● **Goal**
Can you give all the records again without altering a single character?

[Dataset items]
• • • •

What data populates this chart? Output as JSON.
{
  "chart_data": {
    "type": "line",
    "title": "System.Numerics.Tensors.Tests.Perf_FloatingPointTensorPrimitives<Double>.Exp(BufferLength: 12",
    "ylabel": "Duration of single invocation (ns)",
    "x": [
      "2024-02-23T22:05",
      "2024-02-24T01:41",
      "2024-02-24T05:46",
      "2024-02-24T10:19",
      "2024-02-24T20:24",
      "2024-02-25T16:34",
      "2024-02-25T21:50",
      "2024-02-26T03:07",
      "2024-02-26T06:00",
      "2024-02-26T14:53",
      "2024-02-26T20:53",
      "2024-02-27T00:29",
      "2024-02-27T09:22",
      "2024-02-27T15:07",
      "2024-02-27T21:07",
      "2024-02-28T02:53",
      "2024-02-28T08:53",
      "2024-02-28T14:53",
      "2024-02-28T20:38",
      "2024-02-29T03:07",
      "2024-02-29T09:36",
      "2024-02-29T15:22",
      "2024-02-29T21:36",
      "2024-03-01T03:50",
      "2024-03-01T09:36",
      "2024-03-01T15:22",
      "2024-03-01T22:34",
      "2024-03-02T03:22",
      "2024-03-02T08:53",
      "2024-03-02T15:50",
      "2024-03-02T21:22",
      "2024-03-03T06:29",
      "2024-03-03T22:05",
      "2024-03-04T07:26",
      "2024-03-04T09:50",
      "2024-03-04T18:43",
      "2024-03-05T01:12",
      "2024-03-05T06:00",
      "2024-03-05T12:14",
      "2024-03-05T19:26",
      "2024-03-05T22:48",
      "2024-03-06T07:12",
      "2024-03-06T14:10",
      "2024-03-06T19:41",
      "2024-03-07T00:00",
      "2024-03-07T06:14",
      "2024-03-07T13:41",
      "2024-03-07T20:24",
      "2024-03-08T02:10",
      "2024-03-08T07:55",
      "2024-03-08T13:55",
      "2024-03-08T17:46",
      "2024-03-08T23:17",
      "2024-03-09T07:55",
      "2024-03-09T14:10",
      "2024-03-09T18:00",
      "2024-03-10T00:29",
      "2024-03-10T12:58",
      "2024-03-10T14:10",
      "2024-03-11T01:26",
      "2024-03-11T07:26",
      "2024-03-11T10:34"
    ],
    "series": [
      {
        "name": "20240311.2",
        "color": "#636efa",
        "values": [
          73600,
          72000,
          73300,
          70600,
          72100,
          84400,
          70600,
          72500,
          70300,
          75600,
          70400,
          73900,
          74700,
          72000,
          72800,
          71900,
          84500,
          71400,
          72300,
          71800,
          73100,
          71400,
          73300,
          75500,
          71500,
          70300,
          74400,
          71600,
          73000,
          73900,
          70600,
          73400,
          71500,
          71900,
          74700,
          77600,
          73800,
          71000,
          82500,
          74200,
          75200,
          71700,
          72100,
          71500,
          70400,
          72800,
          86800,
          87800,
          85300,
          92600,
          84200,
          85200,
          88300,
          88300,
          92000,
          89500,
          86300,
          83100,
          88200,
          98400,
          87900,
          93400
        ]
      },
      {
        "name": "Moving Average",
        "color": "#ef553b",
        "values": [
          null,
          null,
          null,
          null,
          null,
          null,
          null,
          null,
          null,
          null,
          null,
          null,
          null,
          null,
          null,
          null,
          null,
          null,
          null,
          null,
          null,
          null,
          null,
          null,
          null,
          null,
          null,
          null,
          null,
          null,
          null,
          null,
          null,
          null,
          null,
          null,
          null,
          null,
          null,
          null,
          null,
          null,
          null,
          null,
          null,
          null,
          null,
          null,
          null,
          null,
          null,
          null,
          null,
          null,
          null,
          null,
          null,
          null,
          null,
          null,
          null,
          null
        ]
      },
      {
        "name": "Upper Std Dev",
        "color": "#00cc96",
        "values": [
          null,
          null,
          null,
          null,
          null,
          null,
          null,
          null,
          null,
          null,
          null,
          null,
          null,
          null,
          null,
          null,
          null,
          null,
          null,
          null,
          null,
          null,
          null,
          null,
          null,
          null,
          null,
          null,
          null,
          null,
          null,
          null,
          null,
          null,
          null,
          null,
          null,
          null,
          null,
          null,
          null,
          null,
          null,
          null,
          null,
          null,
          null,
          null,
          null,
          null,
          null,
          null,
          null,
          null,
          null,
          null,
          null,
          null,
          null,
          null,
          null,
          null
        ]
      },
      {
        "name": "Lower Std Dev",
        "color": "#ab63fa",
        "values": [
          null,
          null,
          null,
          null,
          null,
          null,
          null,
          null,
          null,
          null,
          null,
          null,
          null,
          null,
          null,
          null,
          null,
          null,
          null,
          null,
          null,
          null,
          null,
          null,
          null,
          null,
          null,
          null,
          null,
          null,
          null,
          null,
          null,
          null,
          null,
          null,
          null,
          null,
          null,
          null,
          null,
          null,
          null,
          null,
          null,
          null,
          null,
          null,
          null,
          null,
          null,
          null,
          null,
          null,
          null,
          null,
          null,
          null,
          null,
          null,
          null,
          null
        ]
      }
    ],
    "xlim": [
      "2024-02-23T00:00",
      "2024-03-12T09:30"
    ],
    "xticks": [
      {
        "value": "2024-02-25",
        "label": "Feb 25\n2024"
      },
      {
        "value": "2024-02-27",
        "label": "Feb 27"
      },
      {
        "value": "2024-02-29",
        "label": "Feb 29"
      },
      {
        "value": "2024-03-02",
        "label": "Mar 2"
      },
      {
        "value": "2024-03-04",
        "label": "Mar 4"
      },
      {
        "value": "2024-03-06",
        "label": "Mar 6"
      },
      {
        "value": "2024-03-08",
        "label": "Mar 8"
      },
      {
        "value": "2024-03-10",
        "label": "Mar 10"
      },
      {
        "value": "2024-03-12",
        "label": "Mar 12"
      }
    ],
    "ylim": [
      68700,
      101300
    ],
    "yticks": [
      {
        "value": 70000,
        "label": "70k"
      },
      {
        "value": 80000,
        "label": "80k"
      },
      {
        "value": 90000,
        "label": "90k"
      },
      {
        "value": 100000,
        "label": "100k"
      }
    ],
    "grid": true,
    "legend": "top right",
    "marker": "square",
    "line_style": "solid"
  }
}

• • • •

● **Result for this task**
What data populates this chart? Output as JSON.
{
  "chart_data": {
    "type": "line",
    "title": "System.Numerics.Tensors.Tests.Perf_FloatingPointTensorPrimitives<Double>.Exp(BufferLength: 12",
    "ylabel": "Duration of single invocation (ns)",
    "x": [
      "2024-02-23T22:05",
      "2024-02-24T01:41",
      "2024-02-24T05:46",
      "2024-02-24T10:19",
      "2024-02-24T20:24",
      "2024-02-25T16:34",
      "2024-02-25T21:50",
      "2024-02-26T03:07",
      "2024-02-26T06:00",
      "2024-02-26T14:53",
      "2024-02-26T20:53",
      "2024-02-27T00:29",
      "2024-02-27T09:22",
      "2024-02-27T15:07",
      "2024-02-27T21:07",
      "2024-02-28T02:53",
      "2024-02-28T08:53",
      "2024-02-28T14:53",
      "2024-02-28T20:38",
      "2024-02-29T03:07",
      "2024-02-29T09:36",
      "2024-02-29T15:22",
      "2024-02-29T21:36",
      "2024-03-01T03:50",
      "2024-03-01T09:36",
      "2024-03-01T15:22",
      "2024-03-01T22:34",
      "2024-03-02T03:22",
      "2024-03-02T08:53",
      "2024-03-02T15:50",
      "2024-03-02T21:22",
      "2024-03-03T06:29",
      "2024-03-03T22:05",
      "2024-03-04T07:26",
      "2024-03-04T09:50",
      "2024-03-04T18:43",
      "2024-03-05T01:12",
      "2024-03-05T06:00",
      "2024-03-05T12:14",
      "2024-03-05T19:26",
      "2024-03-05T22:48",
      "2024-03-06T07:12",
      "2024-03-06T14:10",
      "2024-03-06T19:41",
      "2024-03-07T00:00",
      "2024-03-07T06:14",
      "2024-03-07T13:41",
      "2024-03-07T20:24",
      "2024-03-08T02:10",
      "2024-03-08T07:55",
      "2024-03-08T13:55",
      "2024-03-08T17:46",
      "2024-03-08T23:17",
      "2024-03-09T07:55",
      "2024-03-09T14:10",
      "2024-03-09T18:00",
      "2024-03-10T00:29",
      "2024-03-10T12:58",
      "2024-03-10T14:10",
      "2024-03-11T01:26",
      "2024-03-11T07:26",
      "2024-03-11T10:34"
    ],
    "series": [
      {
        "name": "20240311.2",
        "color": "#636efa",
        "values": [
          73600,
          72000,
          73300,
          70600,
          72100,
          84400,
          70600,
          72500,
          70300,
          75600,
          70400,
          73900,
          74700,
          72000,
          72800,
          71900,
          84500,
          71400,
          72300,
          71800,
          73100,
          71400,
          73300,
          75500,
          71500,
          70300,
          74400,
          71600,
          73000,
          73900,
          70600,
          73400,
          71500,
          71900,
          74700,
          77600,
          73800,
          71000,
          82500,
          74200,
          75200,
          71700,
          72100,
          71500,
          70400,
          72800,
          86800,
          87800,
          85300,
          92600,
          84200,
          85200,
          88300,
          88300,
          92000,
          89500,
          86300,
          83100,
          88200,
          98400,
          87900,
          93400
        ]
      },
      {
        "name": "Moving Average",
        "color": "#ef553b",
        "values": [
          null,
          null,
          null,
          null,
          null,
          null,
          null,
          null,
          null,
          null,
          null,
          null,
          null,
          null,
          null,
          null,
          null,
          null,
          null,
          null,
          null,
          null,
          null,
          null,
          null,
          null,
          null,
          null,
          null,
          null,
          null,
          null,
          null,
          null,
          null,
          null,
          null,
          null,
          null,
          null,
          null,
          null,
          null,
          null,
          null,
          null,
          null,
          null,
          null,
          null,
          null,
          null,
          null,
          null,
          null,
          null,
          null,
          null,
          null,
          null,
          null,
          null
        ]
      },
      {
        "name": "Upper Std Dev",
        "color": "#00cc96",
        "values": [
          null,
          null,
          null,
          null,
          null,
          null,
          null,
          null,
          null,
          null,
          null,
          null,
          null,
          null,
          null,
          null,
          null,
          null,
          null,
          null,
          null,
          null,
          null,
          null,
          null,
          null,
          null,
          null,
          null,
          null,
          null,
          null,
          null,
          null,
          null,
          null,
          null,
          null,
          null,
          null,
          null,
          null,
          null,
          null,
          null,
          null,
          null,
          null,
          null,
          null,
          null,
          null,
          null,
          null,
          null,
          null,
          null,
          null,
          null,
          null,
          null,
          null
        ]
      },
      {
        "name": "Lower Std Dev",
        "color": "#ab63fa",
        "values": [
          null,
          null,
          null,
          null,
          null,
          null,
          null,
          null,
          null,
          null,
          null,
          null,
          null,
          null,
          null,
          null,
          null,
          null,
          null,
          null,
          null,
          null,
          null,
          null,
          null,
          null,
          null,
          null,
          null,
          null,
          null,
          null,
          null,
          null,
          null,
          null,
          null,
          null,
          null,
          null,
          null,
          null,
          null,
          null,
          null,
          null,
          null,
          null,
          null,
          null,
          null,
          null,
          null,
          null,
          null,
          null,
          null,
          null,
          null,
          null,
          null,
          null
        ]
      }
    ],
    "xlim": [
      "2024-02-23T00:00",
      "2024-03-12T09:30"
    ],
    "xticks": [
      {
        "value": "2024-02-25",
        "label": "Feb 25\n2024"
      },
      {
        "value": "2024-02-27",
        "label": "Feb 27"
      },
      {
        "value": "2024-02-29",
        "label": "Feb 29"
      },
      {
        "value": "2024-03-02",
        "label": "Mar 2"
      },
      {
        "value": "2024-03-04",
        "label": "Mar 4"
      },
      {
        "value": "2024-03-06",
        "label": "Mar 6"
      },
      {
        "value": "2024-03-08",
        "label": "Mar 8"
      },
      {
        "value": "2024-03-10",
        "label": "Mar 10"
      },
      {
        "value": "2024-03-12",
        "label": "Mar 12"
      }
    ],
    "ylim": [
      68700,
      101300
    ],
    "yticks": [
      {
        "value": 70000,
        "label": "70k"
      },
      {
        "value": 80000,
        "label": "80k"
      },
      {
        "value": 90000,
        "label": "90k"
      },
      {
        "value": 100000,
        "label": "100k"
      }
    ],
    "grid": true,
    "legend": "top right",
    "marker": "square",
    "line_style": "solid"
  }
}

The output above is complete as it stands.